WRITTEN INSTRUCTION -> For each line below that contains the string "from", copy that line.

Data excerpts
-- Start --

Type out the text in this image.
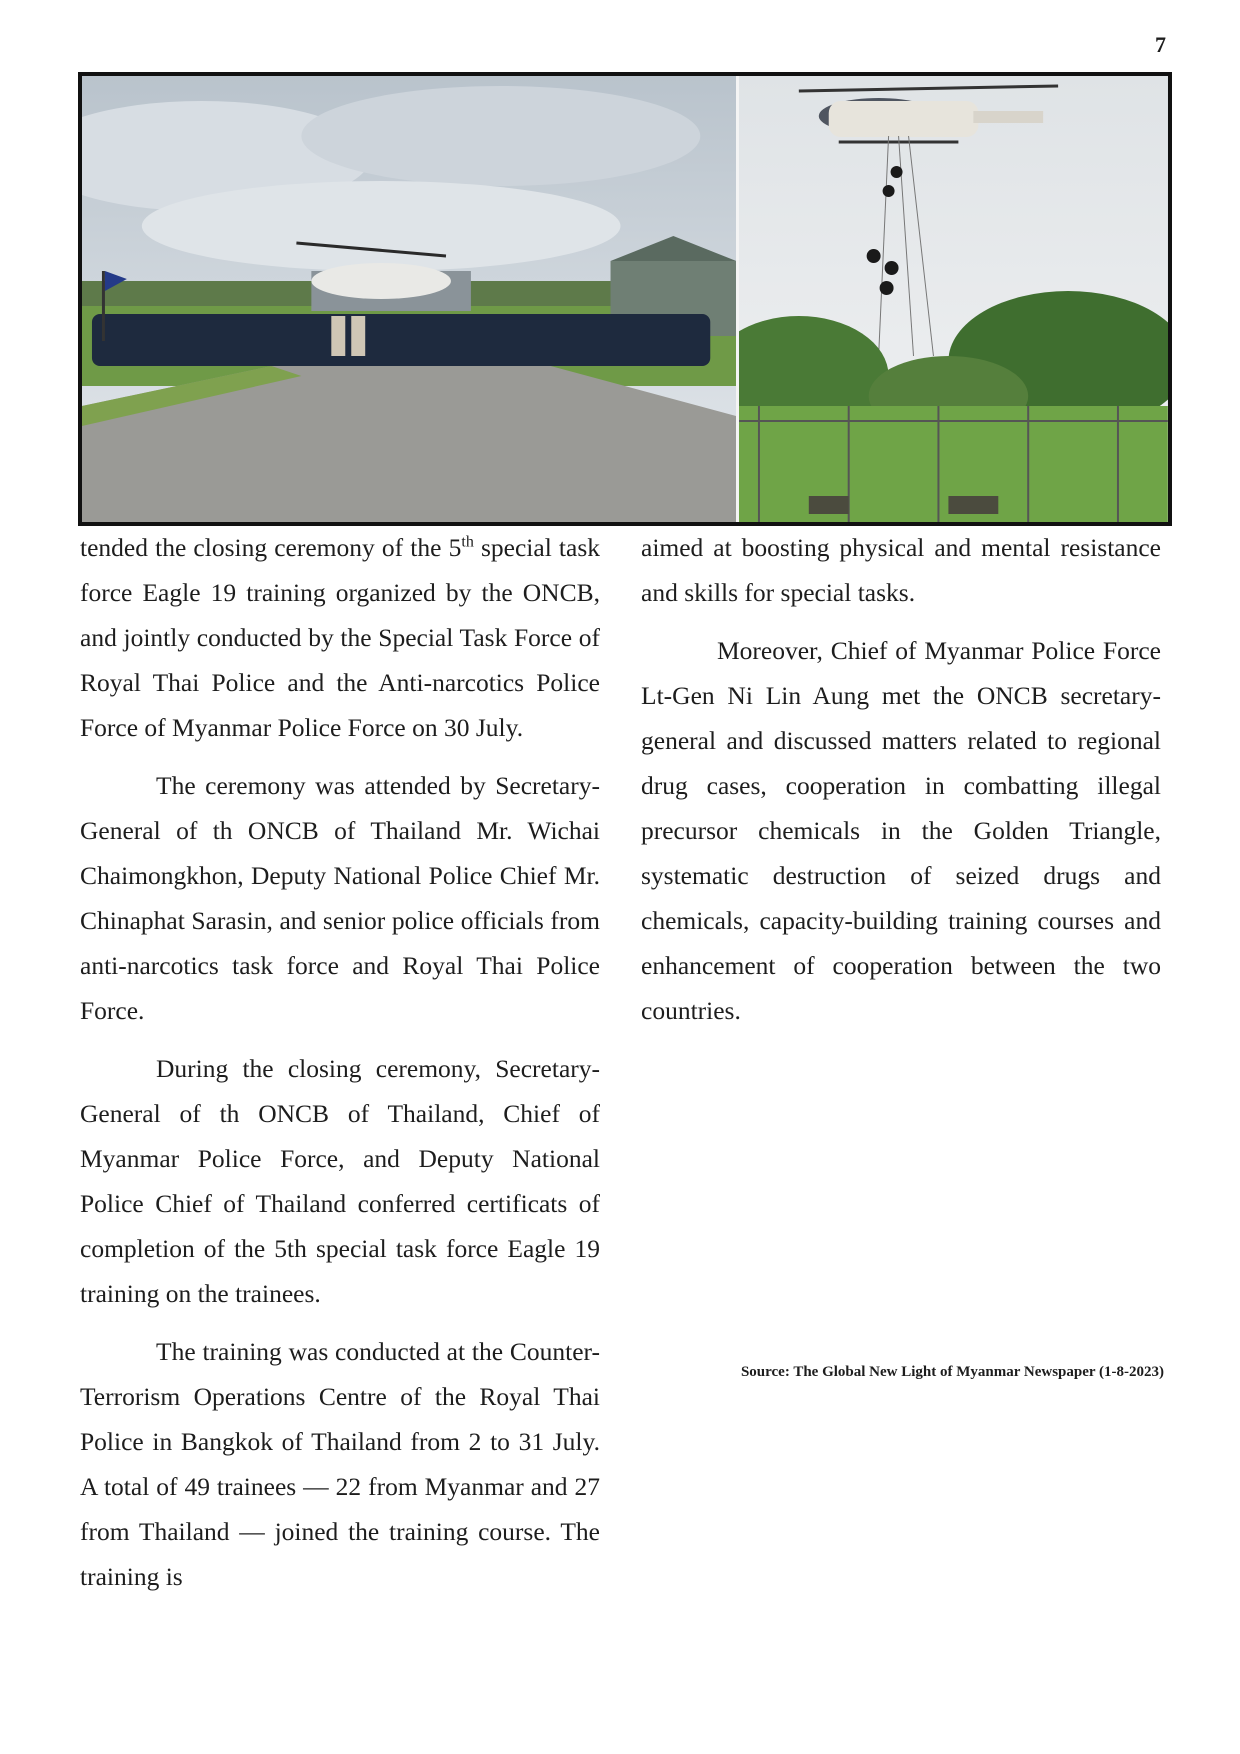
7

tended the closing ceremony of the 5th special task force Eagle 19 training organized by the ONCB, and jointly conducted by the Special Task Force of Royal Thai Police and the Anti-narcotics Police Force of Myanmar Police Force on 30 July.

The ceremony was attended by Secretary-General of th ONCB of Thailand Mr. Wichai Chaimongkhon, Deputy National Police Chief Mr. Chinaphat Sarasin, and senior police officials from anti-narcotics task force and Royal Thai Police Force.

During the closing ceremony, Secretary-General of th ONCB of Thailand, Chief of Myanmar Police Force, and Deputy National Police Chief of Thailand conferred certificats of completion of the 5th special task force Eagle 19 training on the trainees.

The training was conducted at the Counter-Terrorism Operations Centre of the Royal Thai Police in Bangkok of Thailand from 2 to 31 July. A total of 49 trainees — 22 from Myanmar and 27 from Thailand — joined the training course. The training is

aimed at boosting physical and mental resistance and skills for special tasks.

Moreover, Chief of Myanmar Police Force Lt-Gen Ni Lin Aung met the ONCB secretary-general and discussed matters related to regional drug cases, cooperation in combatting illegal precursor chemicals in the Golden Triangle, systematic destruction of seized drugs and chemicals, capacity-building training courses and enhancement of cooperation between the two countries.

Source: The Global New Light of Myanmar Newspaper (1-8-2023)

-- End --

TASK RESULT ->
The ceremony was attended by Secretary-General of th ONCB of Thailand Mr. Wichai Chaimongkhon, Deputy National Police Chief Mr. Chinaphat Sarasin, and senior police officials from anti-narcotics task force and Royal Thai Police Force.
The training was conducted at the Counter-Terrorism Operations Centre of the Royal Thai Police in Bangkok of Thailand from 2 to 31 July. A total of 49 trainees — 22 from Myanmar and 27 from Thailand — joined the training course. The training is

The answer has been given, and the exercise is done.